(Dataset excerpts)
^^^^^^^^
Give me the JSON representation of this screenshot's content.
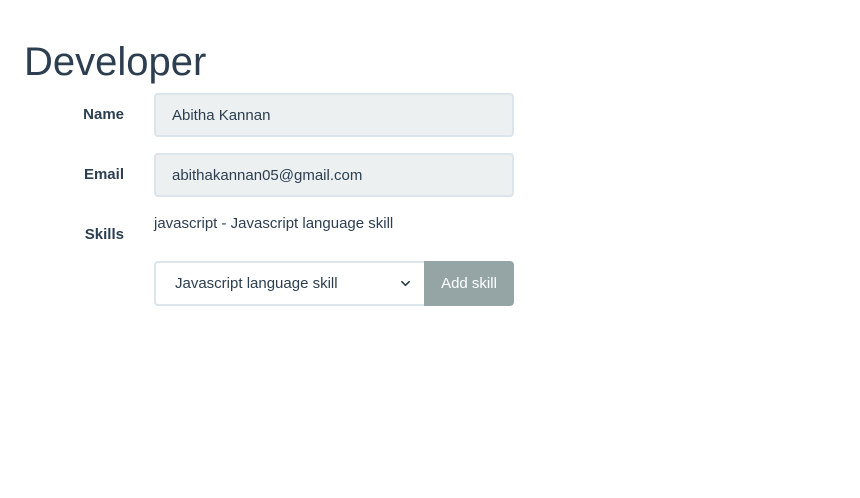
{
  "page": {
    "title": "Developer"
  },
  "form": {
    "name_label": "Name",
    "name_value": "Abitha Kannan",
    "email_label": "Email",
    "email_value": "abithakannan05@gmail.com",
    "skills_label": "Skills",
    "skills": [
      {
        "text": "javascript - Javascript language skill"
      }
    ],
    "skill_select_value": "Javascript language skill",
    "add_skill_label": "Add skill"
  },
  "colors": {
    "text": "#2c3e50",
    "input_bg": "#ecf0f1",
    "input_border": "#dce4ec",
    "button_bg": "#95a5a6",
    "button_text": "#ffffff"
  },
  "icons": {
    "select_arrow": "chevron-down-icon"
  }
}
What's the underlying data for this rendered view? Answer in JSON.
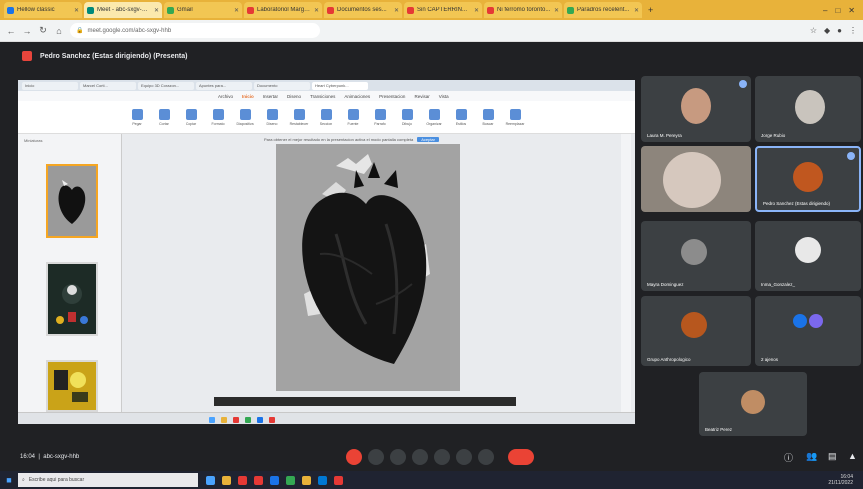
^^^^^^^^
◆ To do
All of the lines above should be retyped precisely, apart from the pictures.

◆ Result of this task
Give me the JSON representation of this screenshot's content.
{
  "page": {
    "title": "Developer"
  },
  "form": {
    "name_label": "Name",
    "name_value": "Abitha Kannan",
    "email_label": "Email",
    "email_value": "abithakannan05@gmail.com",
    "skills_label": "Skills",
    "skills": [
      {
        "text": "javascript - Javascript language skill"
      }
    ],
    "skill_select_value": "Javascript language skill",
    "add_skill_label": "Add skill"
  },
  "colors": {
    "text": "#2c3e50",
    "input_bg": "#ecf0f1",
    "input_border": "#dce4ec",
    "button_bg": "#95a5a6",
    "button_text": "#ffffff"
  },
  "icons": {
    "select_arrow": "chevron-down-icon"
  }
}
What's the underlying data for this rendered view? Answer in JSON.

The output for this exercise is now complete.